>> begin

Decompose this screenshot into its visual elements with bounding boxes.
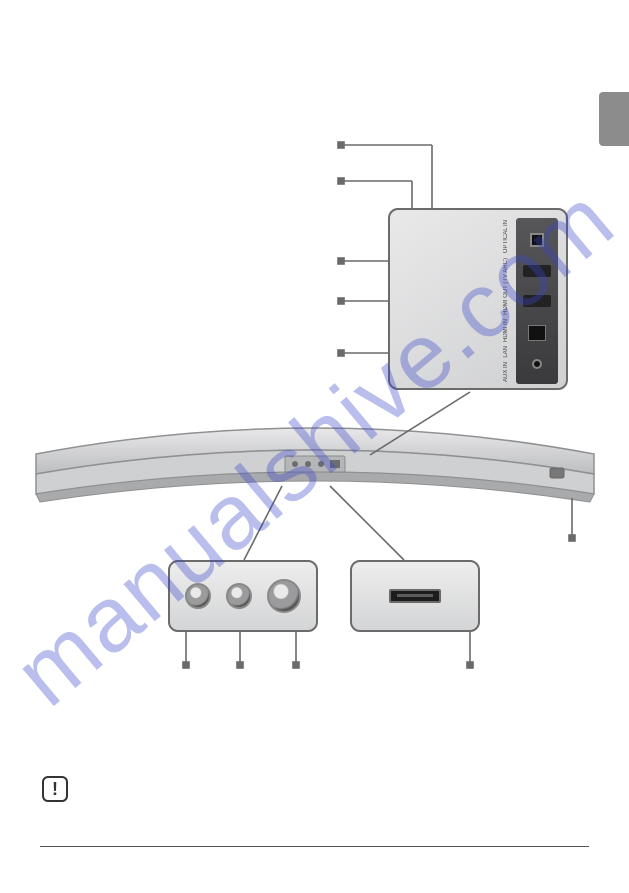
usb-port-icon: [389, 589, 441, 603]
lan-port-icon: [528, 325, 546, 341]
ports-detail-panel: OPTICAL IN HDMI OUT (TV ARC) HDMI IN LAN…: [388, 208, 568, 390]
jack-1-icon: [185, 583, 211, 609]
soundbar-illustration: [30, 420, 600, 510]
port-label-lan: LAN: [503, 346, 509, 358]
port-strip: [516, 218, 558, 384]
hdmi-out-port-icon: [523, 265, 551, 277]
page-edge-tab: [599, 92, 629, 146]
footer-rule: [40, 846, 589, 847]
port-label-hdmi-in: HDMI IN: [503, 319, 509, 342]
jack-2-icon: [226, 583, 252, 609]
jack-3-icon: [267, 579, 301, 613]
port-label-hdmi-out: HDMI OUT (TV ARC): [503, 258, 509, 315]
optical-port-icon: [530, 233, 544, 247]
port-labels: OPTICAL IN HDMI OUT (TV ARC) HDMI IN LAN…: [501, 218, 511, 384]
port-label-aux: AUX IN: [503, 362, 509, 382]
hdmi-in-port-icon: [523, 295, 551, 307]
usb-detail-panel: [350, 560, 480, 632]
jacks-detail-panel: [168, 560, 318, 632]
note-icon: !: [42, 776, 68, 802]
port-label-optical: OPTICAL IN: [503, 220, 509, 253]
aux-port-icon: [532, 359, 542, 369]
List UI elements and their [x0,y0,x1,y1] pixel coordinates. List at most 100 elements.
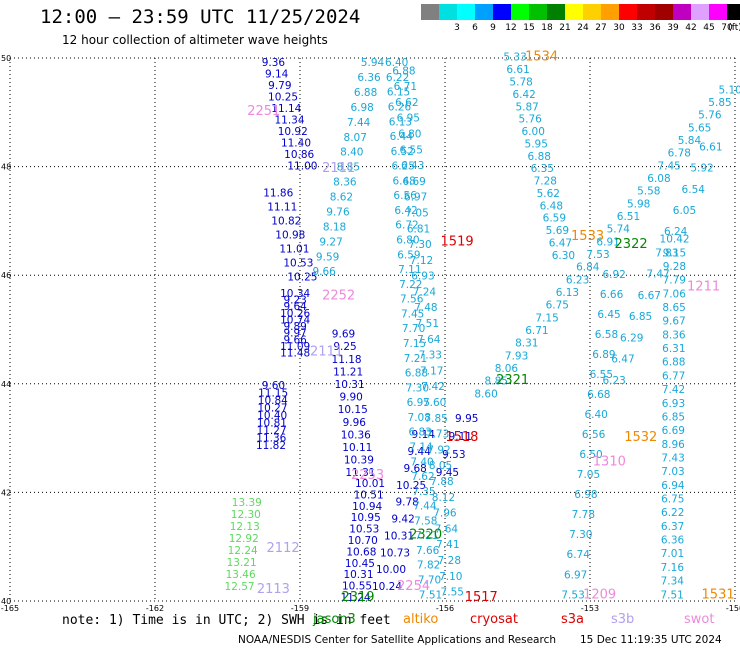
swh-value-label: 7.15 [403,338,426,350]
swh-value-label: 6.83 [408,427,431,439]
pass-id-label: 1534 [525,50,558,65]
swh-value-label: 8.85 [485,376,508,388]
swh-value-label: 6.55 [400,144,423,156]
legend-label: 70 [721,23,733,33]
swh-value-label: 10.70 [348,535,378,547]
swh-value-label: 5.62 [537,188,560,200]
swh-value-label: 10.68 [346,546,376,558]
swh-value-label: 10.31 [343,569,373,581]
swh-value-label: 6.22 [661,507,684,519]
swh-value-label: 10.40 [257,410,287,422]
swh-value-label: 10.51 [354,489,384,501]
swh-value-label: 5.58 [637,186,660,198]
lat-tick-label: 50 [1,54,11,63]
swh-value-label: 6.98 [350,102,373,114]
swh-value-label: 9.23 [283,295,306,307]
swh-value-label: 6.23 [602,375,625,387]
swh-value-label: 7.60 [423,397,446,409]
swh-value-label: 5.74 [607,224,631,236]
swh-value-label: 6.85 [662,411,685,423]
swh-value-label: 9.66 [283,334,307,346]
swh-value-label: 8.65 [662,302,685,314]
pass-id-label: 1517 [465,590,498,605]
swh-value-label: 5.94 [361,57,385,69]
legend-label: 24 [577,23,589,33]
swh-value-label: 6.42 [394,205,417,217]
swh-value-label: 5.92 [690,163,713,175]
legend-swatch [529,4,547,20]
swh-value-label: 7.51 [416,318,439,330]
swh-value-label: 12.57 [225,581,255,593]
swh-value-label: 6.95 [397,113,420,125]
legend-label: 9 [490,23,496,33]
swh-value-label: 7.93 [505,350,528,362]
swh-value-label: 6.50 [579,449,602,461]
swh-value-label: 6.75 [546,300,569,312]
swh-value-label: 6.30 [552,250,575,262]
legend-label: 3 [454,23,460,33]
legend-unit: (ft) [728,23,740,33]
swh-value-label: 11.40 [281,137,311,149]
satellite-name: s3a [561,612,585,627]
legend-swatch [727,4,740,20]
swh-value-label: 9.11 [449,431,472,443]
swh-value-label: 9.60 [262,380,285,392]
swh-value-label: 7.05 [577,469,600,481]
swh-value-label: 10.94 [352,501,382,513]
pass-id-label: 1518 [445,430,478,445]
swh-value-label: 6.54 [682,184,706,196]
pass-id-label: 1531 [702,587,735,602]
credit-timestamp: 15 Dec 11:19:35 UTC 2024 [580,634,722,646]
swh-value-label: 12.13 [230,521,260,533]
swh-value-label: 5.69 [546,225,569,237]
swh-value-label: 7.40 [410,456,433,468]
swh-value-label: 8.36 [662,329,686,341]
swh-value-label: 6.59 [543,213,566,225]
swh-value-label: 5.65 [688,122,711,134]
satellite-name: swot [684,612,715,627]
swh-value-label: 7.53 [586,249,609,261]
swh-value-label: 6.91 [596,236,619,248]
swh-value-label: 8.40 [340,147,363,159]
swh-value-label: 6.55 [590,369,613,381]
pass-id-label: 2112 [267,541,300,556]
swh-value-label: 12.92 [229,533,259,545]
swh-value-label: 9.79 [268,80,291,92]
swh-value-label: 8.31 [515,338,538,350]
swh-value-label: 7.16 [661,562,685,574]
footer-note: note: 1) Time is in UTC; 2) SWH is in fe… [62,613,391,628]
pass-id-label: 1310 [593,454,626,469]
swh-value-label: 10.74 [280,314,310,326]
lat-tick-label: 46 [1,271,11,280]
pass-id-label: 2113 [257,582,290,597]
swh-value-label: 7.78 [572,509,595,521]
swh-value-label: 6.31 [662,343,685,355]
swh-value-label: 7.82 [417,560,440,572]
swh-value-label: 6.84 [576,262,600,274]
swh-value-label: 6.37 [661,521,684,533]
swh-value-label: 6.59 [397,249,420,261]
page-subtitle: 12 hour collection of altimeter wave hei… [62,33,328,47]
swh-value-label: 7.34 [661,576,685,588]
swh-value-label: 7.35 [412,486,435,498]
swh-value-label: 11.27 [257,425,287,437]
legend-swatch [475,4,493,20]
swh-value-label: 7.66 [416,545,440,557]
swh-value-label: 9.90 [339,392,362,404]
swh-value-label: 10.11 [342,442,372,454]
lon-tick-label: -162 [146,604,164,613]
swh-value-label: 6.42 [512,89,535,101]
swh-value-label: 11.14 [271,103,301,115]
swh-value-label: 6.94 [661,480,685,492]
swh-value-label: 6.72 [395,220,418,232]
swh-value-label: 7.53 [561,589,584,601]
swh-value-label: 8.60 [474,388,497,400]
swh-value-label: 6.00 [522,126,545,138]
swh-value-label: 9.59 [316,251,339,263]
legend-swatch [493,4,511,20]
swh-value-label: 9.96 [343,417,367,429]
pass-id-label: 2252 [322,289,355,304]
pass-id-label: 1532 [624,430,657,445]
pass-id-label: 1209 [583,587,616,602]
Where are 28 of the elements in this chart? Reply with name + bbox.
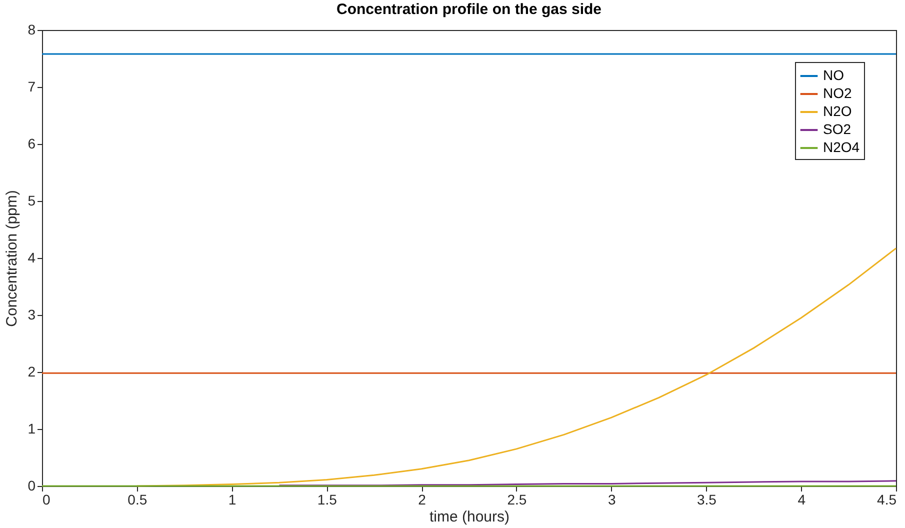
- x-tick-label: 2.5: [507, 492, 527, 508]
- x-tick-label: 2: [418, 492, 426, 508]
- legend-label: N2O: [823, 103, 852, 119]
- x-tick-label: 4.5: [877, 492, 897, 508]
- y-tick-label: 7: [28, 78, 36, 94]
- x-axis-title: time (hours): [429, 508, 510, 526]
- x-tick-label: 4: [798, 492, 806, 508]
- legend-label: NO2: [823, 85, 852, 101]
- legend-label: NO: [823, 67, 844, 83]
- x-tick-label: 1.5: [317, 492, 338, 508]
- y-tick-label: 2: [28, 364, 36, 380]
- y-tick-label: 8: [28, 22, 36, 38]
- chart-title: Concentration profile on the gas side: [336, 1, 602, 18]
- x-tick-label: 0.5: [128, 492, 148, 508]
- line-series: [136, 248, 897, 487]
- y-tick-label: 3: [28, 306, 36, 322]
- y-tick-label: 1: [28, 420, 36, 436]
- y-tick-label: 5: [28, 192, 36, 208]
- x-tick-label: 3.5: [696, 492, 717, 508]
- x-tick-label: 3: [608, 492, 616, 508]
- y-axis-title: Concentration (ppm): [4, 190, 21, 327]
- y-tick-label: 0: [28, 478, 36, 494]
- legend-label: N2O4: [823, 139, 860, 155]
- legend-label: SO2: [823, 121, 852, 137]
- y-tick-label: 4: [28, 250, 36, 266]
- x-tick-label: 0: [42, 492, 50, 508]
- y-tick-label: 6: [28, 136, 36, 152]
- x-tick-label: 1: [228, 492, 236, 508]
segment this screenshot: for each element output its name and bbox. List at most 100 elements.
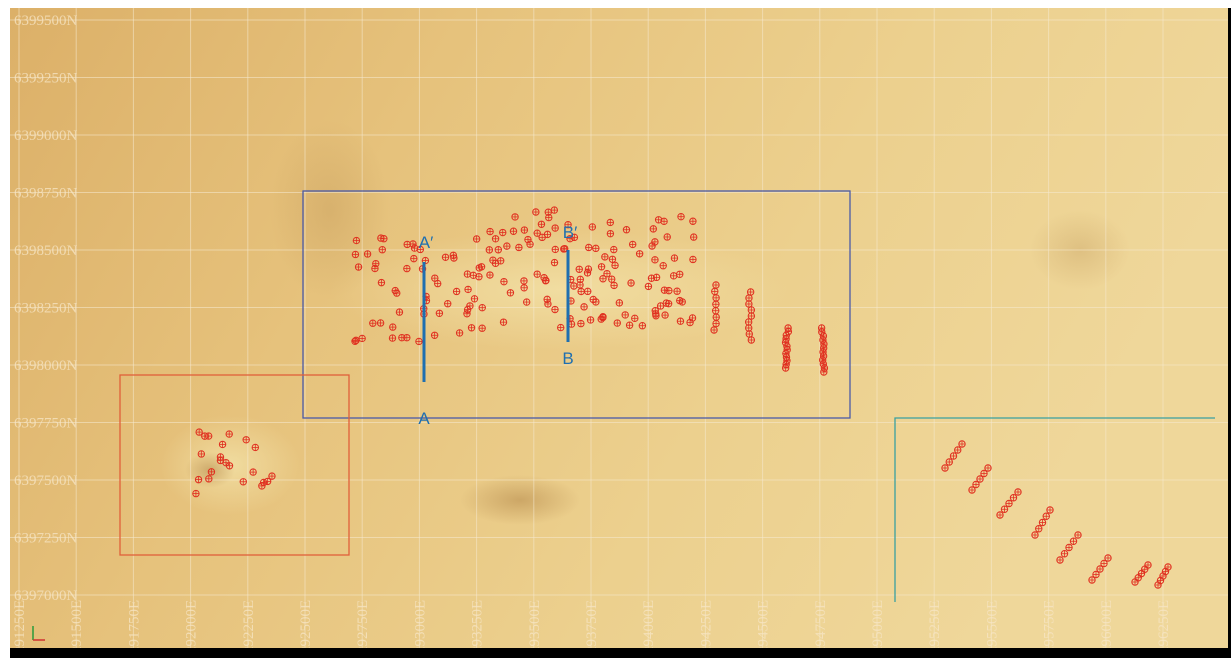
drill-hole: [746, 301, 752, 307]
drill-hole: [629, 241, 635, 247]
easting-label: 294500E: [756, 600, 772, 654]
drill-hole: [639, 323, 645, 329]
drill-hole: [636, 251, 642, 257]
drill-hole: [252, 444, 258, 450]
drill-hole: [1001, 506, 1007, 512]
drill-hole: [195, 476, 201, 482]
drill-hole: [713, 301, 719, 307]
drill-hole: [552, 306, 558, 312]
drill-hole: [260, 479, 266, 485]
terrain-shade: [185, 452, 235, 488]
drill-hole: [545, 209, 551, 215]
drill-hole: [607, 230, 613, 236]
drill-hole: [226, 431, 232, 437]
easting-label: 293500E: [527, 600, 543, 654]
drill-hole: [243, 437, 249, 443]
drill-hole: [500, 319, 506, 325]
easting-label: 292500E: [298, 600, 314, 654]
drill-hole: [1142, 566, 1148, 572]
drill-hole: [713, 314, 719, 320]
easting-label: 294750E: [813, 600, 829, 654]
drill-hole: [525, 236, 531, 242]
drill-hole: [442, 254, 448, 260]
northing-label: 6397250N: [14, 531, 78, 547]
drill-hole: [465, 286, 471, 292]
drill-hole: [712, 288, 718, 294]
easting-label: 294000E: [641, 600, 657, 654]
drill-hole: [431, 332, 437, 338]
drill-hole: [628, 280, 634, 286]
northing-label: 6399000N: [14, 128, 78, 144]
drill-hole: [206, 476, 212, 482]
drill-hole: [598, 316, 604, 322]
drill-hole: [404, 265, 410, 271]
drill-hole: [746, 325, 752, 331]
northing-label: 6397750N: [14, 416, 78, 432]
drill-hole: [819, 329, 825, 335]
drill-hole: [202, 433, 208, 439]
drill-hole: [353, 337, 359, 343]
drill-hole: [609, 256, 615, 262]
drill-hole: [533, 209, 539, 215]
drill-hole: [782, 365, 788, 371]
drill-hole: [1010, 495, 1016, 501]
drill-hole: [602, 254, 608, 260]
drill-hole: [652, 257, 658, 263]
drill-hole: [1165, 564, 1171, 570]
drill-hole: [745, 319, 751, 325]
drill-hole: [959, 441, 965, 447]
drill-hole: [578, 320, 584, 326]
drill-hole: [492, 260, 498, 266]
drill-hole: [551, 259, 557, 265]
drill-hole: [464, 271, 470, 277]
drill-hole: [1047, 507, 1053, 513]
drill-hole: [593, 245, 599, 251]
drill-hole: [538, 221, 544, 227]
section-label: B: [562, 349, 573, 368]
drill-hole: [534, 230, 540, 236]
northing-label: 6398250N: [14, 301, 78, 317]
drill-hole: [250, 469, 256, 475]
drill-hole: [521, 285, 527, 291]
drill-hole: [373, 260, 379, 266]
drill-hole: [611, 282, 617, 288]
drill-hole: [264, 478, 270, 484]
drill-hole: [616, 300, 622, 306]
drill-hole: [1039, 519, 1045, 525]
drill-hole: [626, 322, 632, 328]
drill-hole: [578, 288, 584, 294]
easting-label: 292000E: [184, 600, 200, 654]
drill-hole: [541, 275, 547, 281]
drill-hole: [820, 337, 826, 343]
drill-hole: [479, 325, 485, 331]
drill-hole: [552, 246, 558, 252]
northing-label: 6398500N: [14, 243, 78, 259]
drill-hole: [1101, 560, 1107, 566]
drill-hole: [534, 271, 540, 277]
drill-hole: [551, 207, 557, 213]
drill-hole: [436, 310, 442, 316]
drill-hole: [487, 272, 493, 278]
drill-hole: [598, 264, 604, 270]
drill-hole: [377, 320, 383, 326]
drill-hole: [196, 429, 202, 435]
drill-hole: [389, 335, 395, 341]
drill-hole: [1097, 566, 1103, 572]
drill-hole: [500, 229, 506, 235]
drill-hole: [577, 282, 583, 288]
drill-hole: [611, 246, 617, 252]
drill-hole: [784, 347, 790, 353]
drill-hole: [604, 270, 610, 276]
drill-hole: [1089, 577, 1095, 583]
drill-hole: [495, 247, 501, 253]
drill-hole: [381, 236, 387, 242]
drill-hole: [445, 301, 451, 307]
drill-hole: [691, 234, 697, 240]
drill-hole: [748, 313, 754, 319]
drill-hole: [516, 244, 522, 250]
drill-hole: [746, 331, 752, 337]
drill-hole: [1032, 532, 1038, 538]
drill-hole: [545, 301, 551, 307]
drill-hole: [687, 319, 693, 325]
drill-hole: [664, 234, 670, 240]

>> end

PROBLEM:
Please copy out, unchanged, the stretch of the records above from the line containing "usb-port-icon: [389, 589, 441, 603]" through the line containing "List UI elements", including both of those lines.

ANSWER FOR THE TASK:
usb-port-icon: [389, 589, 441, 603]
lan-port-icon: [528, 325, 546, 341]
ports-detail-panel: OPTICAL IN HDMI OUT (TV ARC) HDMI IN LAN…: [388, 208, 568, 390]
jack-1-icon: [185, 583, 211, 609]
soundbar-illustration: [30, 420, 600, 510]
port-label-lan: LAN: [503, 346, 509, 358]
port-strip: [516, 218, 558, 384]
hdmi-out-port-icon: [523, 265, 551, 277]
page-edge-tab: [599, 92, 629, 146]
footer-rule: [40, 846, 589, 847]
port-label-hdmi-in: HDMI IN: [503, 319, 509, 342]
jack-2-icon: [226, 583, 252, 609]
jack-3-icon: [267, 579, 301, 613]
port-label-hdmi-out: HDMI OUT (TV ARC): [503, 258, 509, 315]
optical-port-icon: [530, 233, 544, 247]
port-labels: OPTICAL IN HDMI OUT (TV ARC) HDMI IN LAN…: [501, 218, 511, 384]
port-label-aux: AUX IN: [503, 362, 509, 382]
hdmi-in-port-icon: [523, 295, 551, 307]
usb-detail-panel: [350, 560, 480, 632]
jacks-detail-panel: [168, 560, 318, 632]
note-icon: !: [42, 776, 68, 802]
port-label-optical: OPTICAL IN: [503, 220, 509, 253]
aux-port-icon: [532, 359, 542, 369]
List UI elements and their [x0,y0,x1,y1] pixel coordinates. List at most 100 elements.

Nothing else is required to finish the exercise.